Write out the whole listing again, exactly as given.

Stored items from a collection:
○ ○ ○

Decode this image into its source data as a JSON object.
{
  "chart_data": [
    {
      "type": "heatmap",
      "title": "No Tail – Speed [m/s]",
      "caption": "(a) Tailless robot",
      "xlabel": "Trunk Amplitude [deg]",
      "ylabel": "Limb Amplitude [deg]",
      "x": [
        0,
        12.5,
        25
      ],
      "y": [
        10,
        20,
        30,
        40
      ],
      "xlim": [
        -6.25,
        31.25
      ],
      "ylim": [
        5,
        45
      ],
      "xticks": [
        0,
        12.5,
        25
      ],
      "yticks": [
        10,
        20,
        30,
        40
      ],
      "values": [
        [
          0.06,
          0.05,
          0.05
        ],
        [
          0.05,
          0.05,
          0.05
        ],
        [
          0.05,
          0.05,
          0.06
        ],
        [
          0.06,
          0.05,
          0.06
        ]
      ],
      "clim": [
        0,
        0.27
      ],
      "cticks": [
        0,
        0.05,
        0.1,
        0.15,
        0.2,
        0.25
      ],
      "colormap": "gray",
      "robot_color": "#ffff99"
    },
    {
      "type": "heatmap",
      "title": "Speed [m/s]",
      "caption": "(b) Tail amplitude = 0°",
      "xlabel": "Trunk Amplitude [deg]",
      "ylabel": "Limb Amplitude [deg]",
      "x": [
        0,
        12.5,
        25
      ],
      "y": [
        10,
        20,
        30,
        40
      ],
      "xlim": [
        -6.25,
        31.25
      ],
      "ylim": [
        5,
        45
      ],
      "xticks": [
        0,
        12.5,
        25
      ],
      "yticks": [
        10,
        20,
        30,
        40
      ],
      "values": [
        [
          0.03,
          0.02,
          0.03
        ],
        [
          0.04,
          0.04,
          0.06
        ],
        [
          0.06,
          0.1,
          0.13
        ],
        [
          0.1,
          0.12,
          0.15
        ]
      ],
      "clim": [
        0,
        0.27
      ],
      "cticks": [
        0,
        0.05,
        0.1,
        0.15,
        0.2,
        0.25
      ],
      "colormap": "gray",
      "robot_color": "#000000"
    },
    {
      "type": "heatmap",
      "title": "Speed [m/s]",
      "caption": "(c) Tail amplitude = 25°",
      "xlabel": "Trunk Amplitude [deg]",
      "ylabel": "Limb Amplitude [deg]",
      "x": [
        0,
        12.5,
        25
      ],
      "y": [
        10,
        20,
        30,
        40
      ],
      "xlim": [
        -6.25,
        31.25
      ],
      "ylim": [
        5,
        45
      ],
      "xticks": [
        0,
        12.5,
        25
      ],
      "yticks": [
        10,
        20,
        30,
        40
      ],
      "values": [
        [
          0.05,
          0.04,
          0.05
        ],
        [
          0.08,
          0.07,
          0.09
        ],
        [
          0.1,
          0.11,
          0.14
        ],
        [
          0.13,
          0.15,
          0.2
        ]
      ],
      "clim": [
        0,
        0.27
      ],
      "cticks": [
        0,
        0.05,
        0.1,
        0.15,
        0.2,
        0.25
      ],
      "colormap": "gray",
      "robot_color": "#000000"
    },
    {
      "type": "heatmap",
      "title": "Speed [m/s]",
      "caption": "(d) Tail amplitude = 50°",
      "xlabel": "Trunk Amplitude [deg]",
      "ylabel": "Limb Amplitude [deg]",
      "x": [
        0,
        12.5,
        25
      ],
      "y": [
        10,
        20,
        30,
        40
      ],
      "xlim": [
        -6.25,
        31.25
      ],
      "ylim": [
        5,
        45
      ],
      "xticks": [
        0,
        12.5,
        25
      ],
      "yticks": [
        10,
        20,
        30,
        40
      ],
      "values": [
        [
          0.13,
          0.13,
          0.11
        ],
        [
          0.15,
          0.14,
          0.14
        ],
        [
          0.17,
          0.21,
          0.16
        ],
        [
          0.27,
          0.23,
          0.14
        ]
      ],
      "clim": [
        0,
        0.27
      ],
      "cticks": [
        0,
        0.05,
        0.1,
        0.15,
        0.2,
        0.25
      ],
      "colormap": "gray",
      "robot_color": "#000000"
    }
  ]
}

○ ○ ○

* _Answer to the exercise_:
Decode this image into its source data as a JSON object.
{
  "chart_data": [
    {
      "type": "heatmap",
      "title": "No Tail – Speed [m/s]",
      "caption": "(a) Tailless robot",
      "xlabel": "Trunk Amplitude [deg]",
      "ylabel": "Limb Amplitude [deg]",
      "x": [
        0,
        12.5,
        25
      ],
      "y": [
        10,
        20,
        30,
        40
      ],
      "xlim": [
        -6.25,
        31.25
      ],
      "ylim": [
        5,
        45
      ],
      "xticks": [
        0,
        12.5,
        25
      ],
      "yticks": [
        10,
        20,
        30,
        40
      ],
      "values": [
        [
          0.06,
          0.05,
          0.05
        ],
        [
          0.05,
          0.05,
          0.05
        ],
        [
          0.05,
          0.05,
          0.06
        ],
        [
          0.06,
          0.05,
          0.06
        ]
      ],
      "clim": [
        0,
        0.27
      ],
      "cticks": [
        0,
        0.05,
        0.1,
        0.15,
        0.2,
        0.25
      ],
      "colormap": "gray",
      "robot_color": "#ffff99"
    },
    {
      "type": "heatmap",
      "title": "Speed [m/s]",
      "caption": "(b) Tail amplitude = 0°",
      "xlabel": "Trunk Amplitude [deg]",
      "ylabel": "Limb Amplitude [deg]",
      "x": [
        0,
        12.5,
        25
      ],
      "y": [
        10,
        20,
        30,
        40
      ],
      "xlim": [
        -6.25,
        31.25
      ],
      "ylim": [
        5,
        45
      ],
      "xticks": [
        0,
        12.5,
        25
      ],
      "yticks": [
        10,
        20,
        30,
        40
      ],
      "values": [
        [
          0.03,
          0.02,
          0.03
        ],
        [
          0.04,
          0.04,
          0.06
        ],
        [
          0.06,
          0.1,
          0.13
        ],
        [
          0.1,
          0.12,
          0.15
        ]
      ],
      "clim": [
        0,
        0.27
      ],
      "cticks": [
        0,
        0.05,
        0.1,
        0.15,
        0.2,
        0.25
      ],
      "colormap": "gray",
      "robot_color": "#000000"
    },
    {
      "type": "heatmap",
      "title": "Speed [m/s]",
      "caption": "(c) Tail amplitude = 25°",
      "xlabel": "Trunk Amplitude [deg]",
      "ylabel": "Limb Amplitude [deg]",
      "x": [
        0,
        12.5,
        25
      ],
      "y": [
        10,
        20,
        30,
        40
      ],
      "xlim": [
        -6.25,
        31.25
      ],
      "ylim": [
        5,
        45
      ],
      "xticks": [
        0,
        12.5,
        25
      ],
      "yticks": [
        10,
        20,
        30,
        40
      ],
      "values": [
        [
          0.05,
          0.04,
          0.05
        ],
        [
          0.08,
          0.07,
          0.09
        ],
        [
          0.1,
          0.11,
          0.14
        ],
        [
          0.13,
          0.15,
          0.2
        ]
      ],
      "clim": [
        0,
        0.27
      ],
      "cticks": [
        0,
        0.05,
        0.1,
        0.15,
        0.2,
        0.25
      ],
      "colormap": "gray",
      "robot_color": "#000000"
    },
    {
      "type": "heatmap",
      "title": "Speed [m/s]",
      "caption": "(d) Tail amplitude = 50°",
      "xlabel": "Trunk Amplitude [deg]",
      "ylabel": "Limb Amplitude [deg]",
      "x": [
        0,
        12.5,
        25
      ],
      "y": [
        10,
        20,
        30,
        40
      ],
      "xlim": [
        -6.25,
        31.25
      ],
      "ylim": [
        5,
        45
      ],
      "xticks": [
        0,
        12.5,
        25
      ],
      "yticks": [
        10,
        20,
        30,
        40
      ],
      "values": [
        [
          0.13,
          0.13,
          0.11
        ],
        [
          0.15,
          0.14,
          0.14
        ],
        [
          0.17,
          0.21,
          0.16
        ],
        [
          0.27,
          0.23,
          0.14
        ]
      ],
      "clim": [
        0,
        0.27
      ],
      "cticks": [
        0,
        0.05,
        0.1,
        0.15,
        0.2,
        0.25
      ],
      "colormap": "gray",
      "robot_color": "#000000"
    }
  ]
}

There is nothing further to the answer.